### [INSTRUCTIONS FOR THE TASK]
Search the listing for "structured" and copy every line where it appears.

### [SUPPLIED MATERIAL]
··········

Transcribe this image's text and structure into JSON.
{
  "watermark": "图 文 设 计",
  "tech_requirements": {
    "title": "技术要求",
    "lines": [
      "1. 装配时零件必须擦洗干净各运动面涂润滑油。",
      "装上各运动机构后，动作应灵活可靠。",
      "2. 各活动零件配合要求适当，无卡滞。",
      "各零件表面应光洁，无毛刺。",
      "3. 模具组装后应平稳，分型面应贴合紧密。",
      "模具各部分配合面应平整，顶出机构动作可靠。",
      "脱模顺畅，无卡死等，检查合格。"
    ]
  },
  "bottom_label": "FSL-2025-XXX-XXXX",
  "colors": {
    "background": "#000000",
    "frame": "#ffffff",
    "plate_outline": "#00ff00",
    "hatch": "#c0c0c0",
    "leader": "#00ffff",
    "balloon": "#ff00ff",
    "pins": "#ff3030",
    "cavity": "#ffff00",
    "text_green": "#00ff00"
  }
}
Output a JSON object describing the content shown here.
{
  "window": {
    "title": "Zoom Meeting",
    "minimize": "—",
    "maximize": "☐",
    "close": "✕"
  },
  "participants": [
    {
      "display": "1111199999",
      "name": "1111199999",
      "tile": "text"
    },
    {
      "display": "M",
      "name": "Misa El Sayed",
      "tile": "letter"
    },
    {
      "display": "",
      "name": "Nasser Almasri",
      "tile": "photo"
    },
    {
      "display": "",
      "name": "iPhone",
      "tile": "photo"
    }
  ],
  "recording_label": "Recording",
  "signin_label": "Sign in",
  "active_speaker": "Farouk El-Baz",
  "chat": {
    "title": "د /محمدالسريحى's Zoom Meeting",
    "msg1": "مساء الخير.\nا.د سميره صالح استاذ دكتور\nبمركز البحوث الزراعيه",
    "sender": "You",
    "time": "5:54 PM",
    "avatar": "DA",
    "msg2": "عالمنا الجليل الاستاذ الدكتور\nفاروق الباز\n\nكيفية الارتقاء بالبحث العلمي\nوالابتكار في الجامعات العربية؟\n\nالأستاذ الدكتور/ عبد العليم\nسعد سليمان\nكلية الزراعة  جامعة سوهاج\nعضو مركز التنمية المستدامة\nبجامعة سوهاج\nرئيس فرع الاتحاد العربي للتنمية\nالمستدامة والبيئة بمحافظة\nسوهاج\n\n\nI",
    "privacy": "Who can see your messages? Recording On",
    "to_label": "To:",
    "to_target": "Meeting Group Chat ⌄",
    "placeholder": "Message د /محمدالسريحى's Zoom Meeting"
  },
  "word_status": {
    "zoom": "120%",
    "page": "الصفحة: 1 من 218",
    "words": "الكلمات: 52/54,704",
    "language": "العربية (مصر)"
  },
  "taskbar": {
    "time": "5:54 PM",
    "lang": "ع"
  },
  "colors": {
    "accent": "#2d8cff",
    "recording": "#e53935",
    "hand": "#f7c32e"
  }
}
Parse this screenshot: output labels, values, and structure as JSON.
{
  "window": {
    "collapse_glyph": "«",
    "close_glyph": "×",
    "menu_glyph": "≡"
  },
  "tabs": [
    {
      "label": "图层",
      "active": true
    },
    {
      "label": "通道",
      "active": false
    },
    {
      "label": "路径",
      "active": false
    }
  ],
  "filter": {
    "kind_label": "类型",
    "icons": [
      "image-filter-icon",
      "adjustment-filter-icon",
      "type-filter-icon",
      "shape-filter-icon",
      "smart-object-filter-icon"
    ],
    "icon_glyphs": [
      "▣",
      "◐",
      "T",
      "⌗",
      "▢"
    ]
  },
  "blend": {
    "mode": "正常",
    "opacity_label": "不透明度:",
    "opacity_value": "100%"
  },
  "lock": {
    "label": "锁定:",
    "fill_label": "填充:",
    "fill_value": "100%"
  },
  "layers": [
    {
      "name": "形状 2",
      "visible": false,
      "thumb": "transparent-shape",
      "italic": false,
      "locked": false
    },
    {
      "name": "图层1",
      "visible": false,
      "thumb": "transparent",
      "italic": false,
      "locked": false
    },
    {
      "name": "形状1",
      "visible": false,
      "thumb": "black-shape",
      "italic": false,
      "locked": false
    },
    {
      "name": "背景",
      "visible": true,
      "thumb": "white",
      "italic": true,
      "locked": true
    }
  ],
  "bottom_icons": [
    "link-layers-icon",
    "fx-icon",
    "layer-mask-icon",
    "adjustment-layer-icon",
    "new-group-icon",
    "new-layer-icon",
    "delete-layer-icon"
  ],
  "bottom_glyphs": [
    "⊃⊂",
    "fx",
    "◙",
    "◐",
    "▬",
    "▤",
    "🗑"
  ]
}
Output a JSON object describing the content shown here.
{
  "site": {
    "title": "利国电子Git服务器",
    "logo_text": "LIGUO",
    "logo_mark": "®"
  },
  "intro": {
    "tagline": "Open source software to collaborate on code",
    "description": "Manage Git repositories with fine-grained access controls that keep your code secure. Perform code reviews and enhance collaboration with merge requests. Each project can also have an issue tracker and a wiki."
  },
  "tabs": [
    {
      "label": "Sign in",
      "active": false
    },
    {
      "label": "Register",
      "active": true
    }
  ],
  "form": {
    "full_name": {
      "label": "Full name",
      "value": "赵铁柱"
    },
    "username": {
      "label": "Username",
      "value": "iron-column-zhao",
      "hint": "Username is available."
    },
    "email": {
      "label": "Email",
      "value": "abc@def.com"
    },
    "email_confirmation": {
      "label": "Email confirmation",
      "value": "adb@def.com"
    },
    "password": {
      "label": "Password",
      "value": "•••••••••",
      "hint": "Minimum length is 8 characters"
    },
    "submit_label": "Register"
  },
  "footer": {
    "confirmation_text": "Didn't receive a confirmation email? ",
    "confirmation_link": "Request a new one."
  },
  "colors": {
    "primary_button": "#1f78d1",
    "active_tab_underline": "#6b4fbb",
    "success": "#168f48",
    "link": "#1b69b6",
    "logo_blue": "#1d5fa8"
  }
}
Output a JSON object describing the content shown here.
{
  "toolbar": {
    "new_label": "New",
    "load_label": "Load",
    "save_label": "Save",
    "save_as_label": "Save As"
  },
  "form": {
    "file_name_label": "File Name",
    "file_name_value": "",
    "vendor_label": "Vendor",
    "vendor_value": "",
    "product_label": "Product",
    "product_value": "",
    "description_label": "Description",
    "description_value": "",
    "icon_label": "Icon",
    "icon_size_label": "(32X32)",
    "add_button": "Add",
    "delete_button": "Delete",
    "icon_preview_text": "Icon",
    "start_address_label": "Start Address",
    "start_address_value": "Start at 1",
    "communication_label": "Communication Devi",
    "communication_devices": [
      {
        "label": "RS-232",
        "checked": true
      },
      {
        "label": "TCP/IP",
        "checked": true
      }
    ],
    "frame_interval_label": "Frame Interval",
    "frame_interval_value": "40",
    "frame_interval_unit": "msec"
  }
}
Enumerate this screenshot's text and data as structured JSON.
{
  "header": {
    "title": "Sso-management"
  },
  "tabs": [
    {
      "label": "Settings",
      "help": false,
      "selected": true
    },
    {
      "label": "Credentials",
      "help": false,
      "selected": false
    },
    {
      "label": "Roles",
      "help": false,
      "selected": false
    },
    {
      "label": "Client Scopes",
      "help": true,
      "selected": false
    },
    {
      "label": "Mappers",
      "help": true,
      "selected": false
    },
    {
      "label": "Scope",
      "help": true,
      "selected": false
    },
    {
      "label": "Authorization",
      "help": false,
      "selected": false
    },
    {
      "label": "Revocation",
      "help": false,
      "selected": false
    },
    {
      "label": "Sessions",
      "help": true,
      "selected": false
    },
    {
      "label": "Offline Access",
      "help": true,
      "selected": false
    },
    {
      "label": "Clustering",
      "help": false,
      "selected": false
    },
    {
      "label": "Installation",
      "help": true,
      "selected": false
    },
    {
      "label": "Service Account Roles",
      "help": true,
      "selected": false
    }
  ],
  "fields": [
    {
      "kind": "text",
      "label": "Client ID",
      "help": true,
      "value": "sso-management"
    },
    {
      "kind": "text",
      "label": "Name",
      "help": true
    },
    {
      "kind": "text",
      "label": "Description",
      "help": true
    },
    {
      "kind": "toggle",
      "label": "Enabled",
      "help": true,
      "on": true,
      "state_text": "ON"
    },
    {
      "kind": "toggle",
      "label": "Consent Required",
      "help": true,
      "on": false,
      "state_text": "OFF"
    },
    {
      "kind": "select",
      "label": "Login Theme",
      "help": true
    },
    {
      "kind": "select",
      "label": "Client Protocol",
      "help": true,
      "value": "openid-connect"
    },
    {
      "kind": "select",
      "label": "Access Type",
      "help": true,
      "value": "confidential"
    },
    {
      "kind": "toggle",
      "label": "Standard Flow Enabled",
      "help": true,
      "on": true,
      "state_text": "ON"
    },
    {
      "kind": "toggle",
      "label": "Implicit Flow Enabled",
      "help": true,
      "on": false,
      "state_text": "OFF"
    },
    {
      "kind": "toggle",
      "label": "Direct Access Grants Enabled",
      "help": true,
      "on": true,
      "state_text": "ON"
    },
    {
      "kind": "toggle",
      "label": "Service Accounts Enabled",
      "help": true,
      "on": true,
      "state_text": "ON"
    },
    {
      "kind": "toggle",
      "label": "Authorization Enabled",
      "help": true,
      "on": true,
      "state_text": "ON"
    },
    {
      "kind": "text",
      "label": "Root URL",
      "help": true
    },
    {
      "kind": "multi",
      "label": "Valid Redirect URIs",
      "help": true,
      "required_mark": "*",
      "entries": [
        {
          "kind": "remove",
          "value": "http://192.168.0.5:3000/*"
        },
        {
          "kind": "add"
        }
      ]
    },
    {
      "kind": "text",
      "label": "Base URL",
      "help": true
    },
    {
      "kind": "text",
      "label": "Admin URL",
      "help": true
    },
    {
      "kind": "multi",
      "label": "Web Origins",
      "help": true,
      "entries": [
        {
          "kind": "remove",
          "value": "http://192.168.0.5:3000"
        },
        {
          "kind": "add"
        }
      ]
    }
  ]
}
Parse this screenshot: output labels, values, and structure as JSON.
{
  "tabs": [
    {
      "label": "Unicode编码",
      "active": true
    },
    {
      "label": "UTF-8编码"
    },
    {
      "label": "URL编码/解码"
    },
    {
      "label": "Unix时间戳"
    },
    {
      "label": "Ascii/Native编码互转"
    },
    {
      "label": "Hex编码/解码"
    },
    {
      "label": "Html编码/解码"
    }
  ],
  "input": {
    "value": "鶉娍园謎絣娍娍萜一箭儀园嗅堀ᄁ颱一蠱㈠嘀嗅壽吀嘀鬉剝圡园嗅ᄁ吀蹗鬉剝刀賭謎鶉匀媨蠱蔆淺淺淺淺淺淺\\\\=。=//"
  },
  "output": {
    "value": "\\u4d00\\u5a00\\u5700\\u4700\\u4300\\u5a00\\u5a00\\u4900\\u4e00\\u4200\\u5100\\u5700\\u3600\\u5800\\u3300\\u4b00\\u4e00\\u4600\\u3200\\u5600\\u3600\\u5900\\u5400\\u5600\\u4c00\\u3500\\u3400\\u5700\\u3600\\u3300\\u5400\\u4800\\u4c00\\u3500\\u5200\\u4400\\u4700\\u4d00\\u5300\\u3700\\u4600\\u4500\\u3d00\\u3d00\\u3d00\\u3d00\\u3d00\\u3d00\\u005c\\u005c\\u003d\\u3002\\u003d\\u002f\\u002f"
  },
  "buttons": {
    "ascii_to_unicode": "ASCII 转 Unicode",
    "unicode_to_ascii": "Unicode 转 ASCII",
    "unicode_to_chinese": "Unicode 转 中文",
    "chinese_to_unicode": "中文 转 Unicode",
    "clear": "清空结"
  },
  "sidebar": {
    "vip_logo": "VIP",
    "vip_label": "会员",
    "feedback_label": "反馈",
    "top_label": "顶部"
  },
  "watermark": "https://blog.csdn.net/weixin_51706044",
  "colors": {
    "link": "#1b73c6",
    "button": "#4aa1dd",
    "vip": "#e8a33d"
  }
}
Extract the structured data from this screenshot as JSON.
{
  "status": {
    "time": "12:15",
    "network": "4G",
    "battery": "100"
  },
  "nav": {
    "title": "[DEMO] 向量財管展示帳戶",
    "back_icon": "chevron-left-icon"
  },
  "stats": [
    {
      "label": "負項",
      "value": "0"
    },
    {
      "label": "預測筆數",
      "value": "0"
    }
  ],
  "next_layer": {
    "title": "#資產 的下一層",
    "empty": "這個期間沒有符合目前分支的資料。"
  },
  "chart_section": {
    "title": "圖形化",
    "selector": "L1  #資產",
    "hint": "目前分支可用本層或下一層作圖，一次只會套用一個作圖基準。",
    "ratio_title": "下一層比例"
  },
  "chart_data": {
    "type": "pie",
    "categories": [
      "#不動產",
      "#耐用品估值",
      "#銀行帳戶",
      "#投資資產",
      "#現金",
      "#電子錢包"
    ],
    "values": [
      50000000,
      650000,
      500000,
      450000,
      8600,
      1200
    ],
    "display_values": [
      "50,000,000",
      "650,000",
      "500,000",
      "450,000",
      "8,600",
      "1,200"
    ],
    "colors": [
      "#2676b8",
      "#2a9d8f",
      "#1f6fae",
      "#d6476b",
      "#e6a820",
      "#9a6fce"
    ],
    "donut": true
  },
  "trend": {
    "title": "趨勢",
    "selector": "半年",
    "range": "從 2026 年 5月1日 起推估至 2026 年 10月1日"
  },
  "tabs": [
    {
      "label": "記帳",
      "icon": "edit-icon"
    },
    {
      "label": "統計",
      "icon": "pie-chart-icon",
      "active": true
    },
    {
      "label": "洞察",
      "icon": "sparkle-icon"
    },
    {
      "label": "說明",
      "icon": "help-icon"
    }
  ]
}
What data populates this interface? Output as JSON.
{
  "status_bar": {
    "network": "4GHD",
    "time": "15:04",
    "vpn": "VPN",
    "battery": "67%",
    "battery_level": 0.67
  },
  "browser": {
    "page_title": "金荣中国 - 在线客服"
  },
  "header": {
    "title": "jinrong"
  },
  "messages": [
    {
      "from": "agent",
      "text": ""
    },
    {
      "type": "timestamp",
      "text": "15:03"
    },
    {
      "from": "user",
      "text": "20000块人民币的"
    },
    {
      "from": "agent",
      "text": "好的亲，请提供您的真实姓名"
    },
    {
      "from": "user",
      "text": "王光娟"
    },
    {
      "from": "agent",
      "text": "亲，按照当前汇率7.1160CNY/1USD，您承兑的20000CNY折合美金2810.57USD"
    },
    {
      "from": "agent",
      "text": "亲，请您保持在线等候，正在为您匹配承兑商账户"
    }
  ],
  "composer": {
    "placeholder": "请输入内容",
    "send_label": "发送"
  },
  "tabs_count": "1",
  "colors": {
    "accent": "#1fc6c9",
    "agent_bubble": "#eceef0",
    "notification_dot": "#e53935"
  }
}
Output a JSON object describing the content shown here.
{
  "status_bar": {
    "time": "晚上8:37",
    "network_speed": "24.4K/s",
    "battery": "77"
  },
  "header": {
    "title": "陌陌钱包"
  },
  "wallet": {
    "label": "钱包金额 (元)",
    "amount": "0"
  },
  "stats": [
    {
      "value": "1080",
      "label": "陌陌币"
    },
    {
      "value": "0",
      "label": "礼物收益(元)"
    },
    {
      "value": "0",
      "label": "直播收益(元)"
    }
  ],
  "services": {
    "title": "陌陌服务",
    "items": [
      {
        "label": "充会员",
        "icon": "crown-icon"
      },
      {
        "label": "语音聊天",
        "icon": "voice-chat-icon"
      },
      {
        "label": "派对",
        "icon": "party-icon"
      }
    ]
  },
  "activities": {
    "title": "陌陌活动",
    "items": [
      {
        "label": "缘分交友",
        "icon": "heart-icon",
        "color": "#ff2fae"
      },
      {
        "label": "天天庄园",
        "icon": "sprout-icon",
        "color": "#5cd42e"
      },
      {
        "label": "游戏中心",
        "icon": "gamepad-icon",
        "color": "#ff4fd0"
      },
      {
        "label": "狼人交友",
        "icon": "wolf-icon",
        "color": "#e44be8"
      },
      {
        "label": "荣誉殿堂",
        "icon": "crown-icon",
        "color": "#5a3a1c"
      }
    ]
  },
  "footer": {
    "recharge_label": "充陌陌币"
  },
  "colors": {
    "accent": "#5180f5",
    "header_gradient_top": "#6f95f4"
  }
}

··········

### [SOLUTION TO THIS PROBLEM]
Enumerate this screenshot's text and data as structured JSON.
Extract the structured data from this screenshot as JSON.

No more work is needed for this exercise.